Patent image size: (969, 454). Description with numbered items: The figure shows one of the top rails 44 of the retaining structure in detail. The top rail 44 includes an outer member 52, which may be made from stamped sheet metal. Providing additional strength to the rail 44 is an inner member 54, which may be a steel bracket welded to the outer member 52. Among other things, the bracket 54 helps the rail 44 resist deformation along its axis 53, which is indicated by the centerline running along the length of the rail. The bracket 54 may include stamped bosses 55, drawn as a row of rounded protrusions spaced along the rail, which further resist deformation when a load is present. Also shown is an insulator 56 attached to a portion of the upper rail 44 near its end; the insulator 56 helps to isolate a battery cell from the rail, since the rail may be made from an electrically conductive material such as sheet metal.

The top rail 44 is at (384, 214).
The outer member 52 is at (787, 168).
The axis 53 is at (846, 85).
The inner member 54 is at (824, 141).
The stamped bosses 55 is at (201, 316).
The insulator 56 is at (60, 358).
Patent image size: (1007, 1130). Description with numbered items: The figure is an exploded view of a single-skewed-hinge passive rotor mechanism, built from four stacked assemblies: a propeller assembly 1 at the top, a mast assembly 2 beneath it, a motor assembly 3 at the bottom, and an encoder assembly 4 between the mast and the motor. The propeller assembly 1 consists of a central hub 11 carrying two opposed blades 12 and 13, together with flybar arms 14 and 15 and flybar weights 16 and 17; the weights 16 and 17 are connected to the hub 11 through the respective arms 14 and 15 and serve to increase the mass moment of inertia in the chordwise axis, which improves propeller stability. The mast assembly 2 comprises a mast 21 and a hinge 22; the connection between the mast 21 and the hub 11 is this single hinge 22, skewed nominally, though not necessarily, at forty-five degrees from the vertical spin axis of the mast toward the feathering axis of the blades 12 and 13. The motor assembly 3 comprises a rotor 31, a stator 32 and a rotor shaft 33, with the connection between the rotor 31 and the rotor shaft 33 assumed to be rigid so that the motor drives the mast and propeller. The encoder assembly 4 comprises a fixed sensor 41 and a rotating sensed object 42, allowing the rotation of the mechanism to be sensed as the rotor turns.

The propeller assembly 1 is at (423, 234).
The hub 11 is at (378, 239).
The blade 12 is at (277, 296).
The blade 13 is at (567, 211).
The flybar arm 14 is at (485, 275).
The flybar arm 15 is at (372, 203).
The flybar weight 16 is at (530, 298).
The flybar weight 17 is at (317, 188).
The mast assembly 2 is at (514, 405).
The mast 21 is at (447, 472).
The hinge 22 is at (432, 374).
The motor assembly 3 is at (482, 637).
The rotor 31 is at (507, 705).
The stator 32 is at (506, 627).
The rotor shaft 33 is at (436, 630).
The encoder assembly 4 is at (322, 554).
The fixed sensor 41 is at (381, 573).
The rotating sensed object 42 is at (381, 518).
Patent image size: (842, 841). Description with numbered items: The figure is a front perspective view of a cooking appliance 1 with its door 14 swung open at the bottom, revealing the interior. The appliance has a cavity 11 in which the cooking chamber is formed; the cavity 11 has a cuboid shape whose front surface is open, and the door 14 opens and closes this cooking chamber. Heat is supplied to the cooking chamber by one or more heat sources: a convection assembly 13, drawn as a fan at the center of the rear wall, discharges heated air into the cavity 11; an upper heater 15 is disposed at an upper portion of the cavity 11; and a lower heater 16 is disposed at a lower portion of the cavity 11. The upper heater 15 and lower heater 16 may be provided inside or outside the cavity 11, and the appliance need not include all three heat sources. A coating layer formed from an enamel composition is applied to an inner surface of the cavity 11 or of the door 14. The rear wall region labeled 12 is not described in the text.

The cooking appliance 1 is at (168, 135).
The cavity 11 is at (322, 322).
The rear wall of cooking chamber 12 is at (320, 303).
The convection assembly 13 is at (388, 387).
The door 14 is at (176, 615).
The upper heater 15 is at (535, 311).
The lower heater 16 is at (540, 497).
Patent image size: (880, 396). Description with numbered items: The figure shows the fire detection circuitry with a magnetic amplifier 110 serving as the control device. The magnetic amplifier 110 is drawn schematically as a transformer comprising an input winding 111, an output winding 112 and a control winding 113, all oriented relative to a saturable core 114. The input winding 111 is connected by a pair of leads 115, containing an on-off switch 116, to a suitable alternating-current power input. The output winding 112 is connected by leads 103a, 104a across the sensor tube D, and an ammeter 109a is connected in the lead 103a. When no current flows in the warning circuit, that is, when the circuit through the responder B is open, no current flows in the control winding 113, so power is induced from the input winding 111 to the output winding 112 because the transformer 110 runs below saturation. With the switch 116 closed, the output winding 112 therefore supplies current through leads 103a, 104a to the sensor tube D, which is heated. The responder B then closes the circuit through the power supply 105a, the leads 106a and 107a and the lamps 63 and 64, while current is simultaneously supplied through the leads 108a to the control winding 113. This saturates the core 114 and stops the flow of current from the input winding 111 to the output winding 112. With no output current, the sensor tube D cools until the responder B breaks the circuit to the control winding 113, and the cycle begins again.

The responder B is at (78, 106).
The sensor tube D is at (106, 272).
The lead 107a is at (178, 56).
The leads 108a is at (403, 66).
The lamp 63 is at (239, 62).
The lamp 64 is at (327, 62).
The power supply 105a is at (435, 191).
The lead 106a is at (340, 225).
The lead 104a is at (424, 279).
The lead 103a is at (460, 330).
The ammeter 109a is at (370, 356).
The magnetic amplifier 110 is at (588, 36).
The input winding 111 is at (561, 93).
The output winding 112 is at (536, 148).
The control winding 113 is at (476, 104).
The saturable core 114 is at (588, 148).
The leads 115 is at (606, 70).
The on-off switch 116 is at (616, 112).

> [STATED PROBLEM] Copy out the items word for word, starting from their first line and ending with the line that contains "The insulator 56 is at (60, 358).", including that line.

> [ANSWER FOR THE TASK]
Patent image size: (969, 454). Description with numbered items: The figure shows one of the top rails 44 of the retaining structure in detail. The top rail 44 includes an outer member 52, which may be made from stamped sheet metal. Providing additional strength to the rail 44 is an inner member 54, which may be a steel bracket welded to the outer member 52. Among other things, the bracket 54 helps the rail 44 resist deformation along its axis 53, which is indicated by the centerline running along the length of the rail. The bracket 54 may include stamped bosses 55, drawn as a row of rounded protrusions spaced along the rail, which further resist deformation when a load is present. Also shown is an insulator 56 attached to a portion of the upper rail 44 near its end; the insulator 56 helps to isolate a battery cell from the rail, since the rail may be made from an electrically conductive material such as sheet metal.

The top rail 44 is at (384, 214).
The outer member 52 is at (787, 168).
The axis 53 is at (846, 85).
The inner member 54 is at (824, 141).
The stamped bosses 55 is at (201, 316).
The insulator 56 is at (60, 358).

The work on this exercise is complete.